* _Set exercise 1_
Reproduce the records word for word, covering the stretch from the start of the records through the line that contains "- scroll-thumb[interactable]: [367, 110, 378, 136]", with both ends included.

==== Passage to read

I was beginning to feel a little guilty about sending that Post-Nuclear Mutant to Frank J. Techar down in Houston. How did I know people would respond to this thing so generously? People from all over the world, it turned out. The next letter arrived from England, thanks to a 32-pence stamp. Inside were two midges—#18 and #20—brown-bodied, black-collared, and wrapped with silver tinsel. Each had a little white Ethafoam ball above its down-turned eye. "A John Goddard suspender midge pupa pattern," read John Goddard's note. Goddard, I later learned, was coauthor, with Brian Clarke, of The Trout and the Fly; he is one of the most respected freshwater anglers in England. His note went on: "Deadly—try it when trout are right at the surface sipping down any very small flies."

Inside every fisherman, I was discovering, lived a bit of the missionary. True believers cannot stop themselves from spreading the word. The chain letter had said: "Send one fly." But what arrived, almost always, was a fly, some information, and a few words of hope. "Catch a big one!" "Tight lines!" "Good fishing!" Do you suppose those chain letters that ask people to send a dollar are accompanied by advice on how to invest it and salutations like "Get rich!" "Win the lottery!" "Bingo!"?

Fat chance.

========

* _Set exercise 2_
In the passage about the fly-fishing chain letter, what sat above the down-turned eye of each midge that arrived from England?

==== Items

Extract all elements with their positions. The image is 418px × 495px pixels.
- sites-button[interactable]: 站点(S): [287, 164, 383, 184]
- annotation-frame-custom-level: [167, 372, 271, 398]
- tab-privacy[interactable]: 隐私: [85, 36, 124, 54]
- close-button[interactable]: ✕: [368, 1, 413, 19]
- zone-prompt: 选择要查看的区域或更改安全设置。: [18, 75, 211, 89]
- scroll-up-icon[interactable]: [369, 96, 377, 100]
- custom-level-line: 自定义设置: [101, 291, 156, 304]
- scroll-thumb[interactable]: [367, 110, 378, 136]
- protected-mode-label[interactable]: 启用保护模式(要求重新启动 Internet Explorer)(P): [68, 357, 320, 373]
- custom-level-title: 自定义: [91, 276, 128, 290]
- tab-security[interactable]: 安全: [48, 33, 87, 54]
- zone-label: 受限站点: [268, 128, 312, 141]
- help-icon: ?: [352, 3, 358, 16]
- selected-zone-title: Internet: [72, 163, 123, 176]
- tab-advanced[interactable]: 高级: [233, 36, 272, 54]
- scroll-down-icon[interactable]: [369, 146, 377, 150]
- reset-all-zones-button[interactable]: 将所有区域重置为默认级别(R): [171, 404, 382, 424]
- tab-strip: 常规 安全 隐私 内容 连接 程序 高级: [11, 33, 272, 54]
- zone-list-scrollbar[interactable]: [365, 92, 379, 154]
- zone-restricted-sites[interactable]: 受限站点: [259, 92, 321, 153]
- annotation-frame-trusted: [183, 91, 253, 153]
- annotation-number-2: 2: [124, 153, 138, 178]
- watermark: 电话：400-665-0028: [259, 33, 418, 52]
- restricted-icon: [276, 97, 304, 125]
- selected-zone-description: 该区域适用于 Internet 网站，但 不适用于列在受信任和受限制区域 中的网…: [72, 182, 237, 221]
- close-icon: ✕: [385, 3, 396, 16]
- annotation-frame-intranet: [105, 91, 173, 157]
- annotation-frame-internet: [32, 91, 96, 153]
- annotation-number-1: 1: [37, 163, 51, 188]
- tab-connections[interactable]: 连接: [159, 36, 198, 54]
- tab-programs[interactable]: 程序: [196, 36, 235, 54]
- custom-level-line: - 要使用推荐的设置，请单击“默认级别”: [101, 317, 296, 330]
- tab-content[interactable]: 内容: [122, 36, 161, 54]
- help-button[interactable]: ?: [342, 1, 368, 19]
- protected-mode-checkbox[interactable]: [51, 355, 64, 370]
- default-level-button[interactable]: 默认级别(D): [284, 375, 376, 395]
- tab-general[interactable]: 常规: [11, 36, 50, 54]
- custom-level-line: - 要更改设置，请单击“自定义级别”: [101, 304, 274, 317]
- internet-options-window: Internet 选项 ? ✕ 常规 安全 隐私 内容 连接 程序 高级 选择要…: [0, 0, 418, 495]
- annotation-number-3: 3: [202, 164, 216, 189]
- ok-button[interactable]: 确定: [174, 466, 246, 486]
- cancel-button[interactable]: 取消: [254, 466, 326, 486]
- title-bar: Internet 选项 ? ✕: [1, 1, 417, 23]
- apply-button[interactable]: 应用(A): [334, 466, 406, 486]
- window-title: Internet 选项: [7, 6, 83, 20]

========

* _Correct result 1_
Extract all elements with their positions. The image is 418px × 495px pixels.
- sites-button[interactable]: 站点(S): [287, 164, 383, 184]
- annotation-frame-custom-level: [167, 372, 271, 398]
- tab-privacy[interactable]: 隐私: [85, 36, 124, 54]
- close-button[interactable]: ✕: [368, 1, 413, 19]
- zone-prompt: 选择要查看的区域或更改安全设置。: [18, 75, 211, 89]
- scroll-up-icon[interactable]: [369, 96, 377, 100]
- custom-level-line: 自定义设置: [101, 291, 156, 304]
- scroll-thumb[interactable]: [367, 110, 378, 136]

* _Correct result 2_
A little white Ethafoam ball.